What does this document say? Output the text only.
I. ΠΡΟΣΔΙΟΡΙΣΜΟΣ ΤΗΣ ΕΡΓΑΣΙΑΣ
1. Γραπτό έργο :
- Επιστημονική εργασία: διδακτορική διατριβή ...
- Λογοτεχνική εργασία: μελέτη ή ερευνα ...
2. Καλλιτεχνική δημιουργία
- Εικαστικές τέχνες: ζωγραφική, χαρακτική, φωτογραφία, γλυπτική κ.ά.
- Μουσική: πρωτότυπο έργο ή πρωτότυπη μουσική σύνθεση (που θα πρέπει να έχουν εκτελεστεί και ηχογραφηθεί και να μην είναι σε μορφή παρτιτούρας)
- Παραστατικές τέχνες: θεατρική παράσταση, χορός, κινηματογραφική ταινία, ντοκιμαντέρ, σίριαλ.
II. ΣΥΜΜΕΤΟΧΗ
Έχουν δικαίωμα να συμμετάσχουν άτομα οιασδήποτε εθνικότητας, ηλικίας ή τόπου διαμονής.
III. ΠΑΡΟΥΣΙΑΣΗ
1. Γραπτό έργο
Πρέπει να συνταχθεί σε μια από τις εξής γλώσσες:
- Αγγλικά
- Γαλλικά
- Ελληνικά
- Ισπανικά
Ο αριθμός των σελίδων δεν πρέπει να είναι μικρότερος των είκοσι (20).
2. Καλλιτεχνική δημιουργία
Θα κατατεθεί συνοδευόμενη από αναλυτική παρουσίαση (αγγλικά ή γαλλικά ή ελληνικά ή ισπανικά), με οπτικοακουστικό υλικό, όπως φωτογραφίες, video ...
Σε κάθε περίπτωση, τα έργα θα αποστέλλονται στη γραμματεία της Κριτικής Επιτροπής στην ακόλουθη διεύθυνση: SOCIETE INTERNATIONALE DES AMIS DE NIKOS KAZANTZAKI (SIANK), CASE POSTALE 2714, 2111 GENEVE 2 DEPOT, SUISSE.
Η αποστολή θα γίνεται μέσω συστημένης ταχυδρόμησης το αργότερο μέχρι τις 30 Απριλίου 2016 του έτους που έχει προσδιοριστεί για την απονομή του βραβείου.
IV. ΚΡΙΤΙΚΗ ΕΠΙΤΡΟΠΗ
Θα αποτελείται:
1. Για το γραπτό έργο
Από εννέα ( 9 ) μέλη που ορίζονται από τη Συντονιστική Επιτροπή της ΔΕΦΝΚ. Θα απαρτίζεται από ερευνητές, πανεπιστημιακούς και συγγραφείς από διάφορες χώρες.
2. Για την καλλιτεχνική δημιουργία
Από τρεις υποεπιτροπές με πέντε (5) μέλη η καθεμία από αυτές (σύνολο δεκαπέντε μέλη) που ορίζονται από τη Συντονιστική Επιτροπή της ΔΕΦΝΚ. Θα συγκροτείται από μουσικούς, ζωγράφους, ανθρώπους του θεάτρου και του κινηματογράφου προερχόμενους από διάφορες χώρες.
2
::::::::
Directions for this task: Look through the entries above; copy each line where the string "ορίζονται" appears.

Result below:
Από εννέα ( 9 ) μέλη που ορίζονται από τη Συντονιστική Επιτροπή της ΔΕΦΝΚ. Θα απαρτίζεται από ερευνητές, πανεπιστημιακούς και συγγραφείς από διάφορες χώρες.
Από τρεις υποεπιτροπές με πέντε (5) μέλη η καθεμία από αυτές (σύνολο δεκαπέντε μέλη) που ορίζονται από τη Συντονιστική Επιτροπή της ΔΕΦΝΚ. Θα συγκροτείται από μουσικούς, ζωγράφους, ανθρώπους του θεάτρου και του κινηματογράφου προερχόμενους από διάφορες χώρες.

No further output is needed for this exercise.